TO DO: Every line of the listing must be reproduced as it stands. Leave the images behind.

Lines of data
┌──

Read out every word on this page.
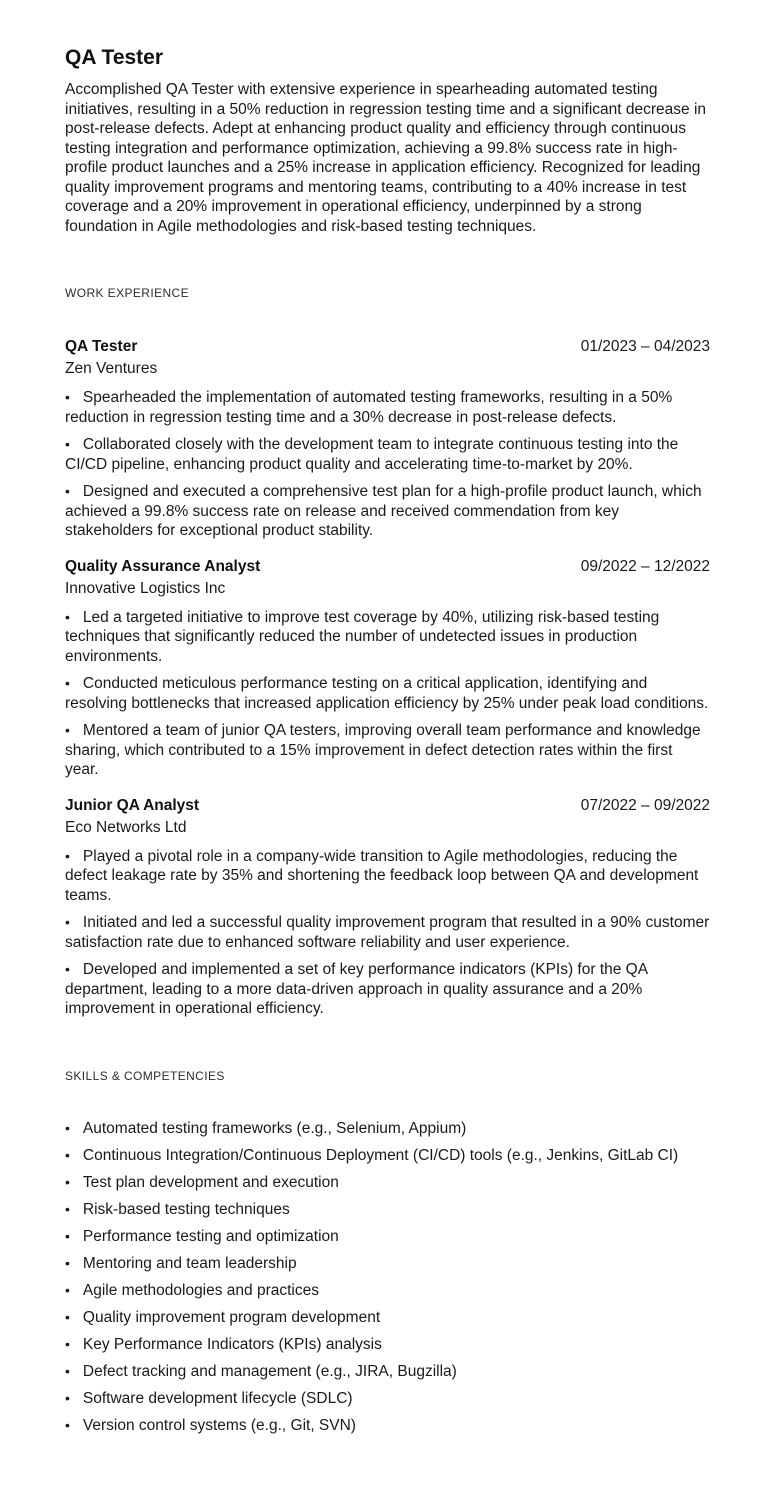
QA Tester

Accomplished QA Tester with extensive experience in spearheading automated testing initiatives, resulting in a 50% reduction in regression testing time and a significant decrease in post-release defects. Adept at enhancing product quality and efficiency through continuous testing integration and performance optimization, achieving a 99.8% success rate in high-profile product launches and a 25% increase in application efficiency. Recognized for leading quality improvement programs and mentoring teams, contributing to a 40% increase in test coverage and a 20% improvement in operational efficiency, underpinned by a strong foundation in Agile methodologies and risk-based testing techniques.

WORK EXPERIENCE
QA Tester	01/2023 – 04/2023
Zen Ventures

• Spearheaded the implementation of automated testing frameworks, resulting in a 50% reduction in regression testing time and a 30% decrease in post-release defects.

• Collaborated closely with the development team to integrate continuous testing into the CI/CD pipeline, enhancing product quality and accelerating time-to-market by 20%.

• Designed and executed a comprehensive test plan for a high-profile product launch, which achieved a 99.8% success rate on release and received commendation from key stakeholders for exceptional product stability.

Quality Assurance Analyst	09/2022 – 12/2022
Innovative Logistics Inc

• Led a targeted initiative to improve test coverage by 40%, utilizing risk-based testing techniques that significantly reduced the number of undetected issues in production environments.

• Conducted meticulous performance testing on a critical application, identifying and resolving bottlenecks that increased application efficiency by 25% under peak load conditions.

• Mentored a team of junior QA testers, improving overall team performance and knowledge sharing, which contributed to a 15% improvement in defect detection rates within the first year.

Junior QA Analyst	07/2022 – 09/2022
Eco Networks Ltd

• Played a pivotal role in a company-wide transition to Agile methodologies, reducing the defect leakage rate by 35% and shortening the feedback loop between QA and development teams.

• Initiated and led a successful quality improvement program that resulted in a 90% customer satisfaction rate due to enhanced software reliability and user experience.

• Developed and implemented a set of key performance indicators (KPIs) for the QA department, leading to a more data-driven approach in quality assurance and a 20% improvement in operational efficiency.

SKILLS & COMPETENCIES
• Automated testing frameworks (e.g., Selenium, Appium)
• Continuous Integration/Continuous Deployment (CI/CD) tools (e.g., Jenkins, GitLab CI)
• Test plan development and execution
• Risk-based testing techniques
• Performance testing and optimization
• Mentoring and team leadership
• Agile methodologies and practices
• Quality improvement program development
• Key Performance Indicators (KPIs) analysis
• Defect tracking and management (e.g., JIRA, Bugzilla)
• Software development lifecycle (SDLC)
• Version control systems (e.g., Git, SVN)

└──

RESULT OF THE EXERCISE:
Read out every word on this page.
QA Tester

Accomplished QA Tester with extensive experience in spearheading automated testing initiatives, resulting in a 50% reduction in regression testing time and a significant decrease in post-release defects. Adept at enhancing product quality and efficiency through continuous testing integration and performance optimization, achieving a 99.8% success rate in high-profile product launches and a 25% increase in application efficiency. Recognized for leading quality improvement programs and mentoring teams, contributing to a 40% increase in test coverage and a 20% improvement in operational efficiency, underpinned by a strong foundation in Agile methodologies and risk-based testing techniques.

WORK EXPERIENCE
QA Tester	01/2023 – 04/2023
Zen Ventures

• Spearheaded the implementation of automated testing frameworks, resulting in a 50% reduction in regression testing time and a 30% decrease in post-release defects.

• Collaborated closely with the development team to integrate continuous testing into the CI/CD pipeline, enhancing product quality and accelerating time-to-market by 20%.

• Designed and executed a comprehensive test plan for a high-profile product launch, which achieved a 99.8% success rate on release and received commendation from key stakeholders for exceptional product stability.

Quality Assurance Analyst	09/2022 – 12/2022
Innovative Logistics Inc

• Led a targeted initiative to improve test coverage by 40%, utilizing risk-based testing techniques that significantly reduced the number of undetected issues in production environments.

• Conducted meticulous performance testing on a critical application, identifying and resolving bottlenecks that increased application efficiency by 25% under peak load conditions.

• Mentored a team of junior QA testers, improving overall team performance and knowledge sharing, which contributed to a 15% improvement in defect detection rates within the first year.

Junior QA Analyst	07/2022 – 09/2022
Eco Networks Ltd

• Played a pivotal role in a company-wide transition to Agile methodologies, reducing the defect leakage rate by 35% and shortening the feedback loop between QA and development teams.

• Initiated and led a successful quality improvement program that resulted in a 90% customer satisfaction rate due to enhanced software reliability and user experience.

• Developed and implemented a set of key performance indicators (KPIs) for the QA department, leading to a more data-driven approach in quality assurance and a 20% improvement in operational efficiency.

SKILLS & COMPETENCIES
• Automated testing frameworks (e.g., Selenium, Appium)
• Continuous Integration/Continuous Deployment (CI/CD) tools (e.g., Jenkins, GitLab CI)
• Test plan development and execution
• Risk-based testing techniques
• Performance testing and optimization
• Mentoring and team leadership
• Agile methodologies and practices
• Quality improvement program development
• Key Performance Indicators (KPIs) analysis
• Defect tracking and management (e.g., JIRA, Bugzilla)
• Software development lifecycle (SDLC)
• Version control systems (e.g., Git, SVN)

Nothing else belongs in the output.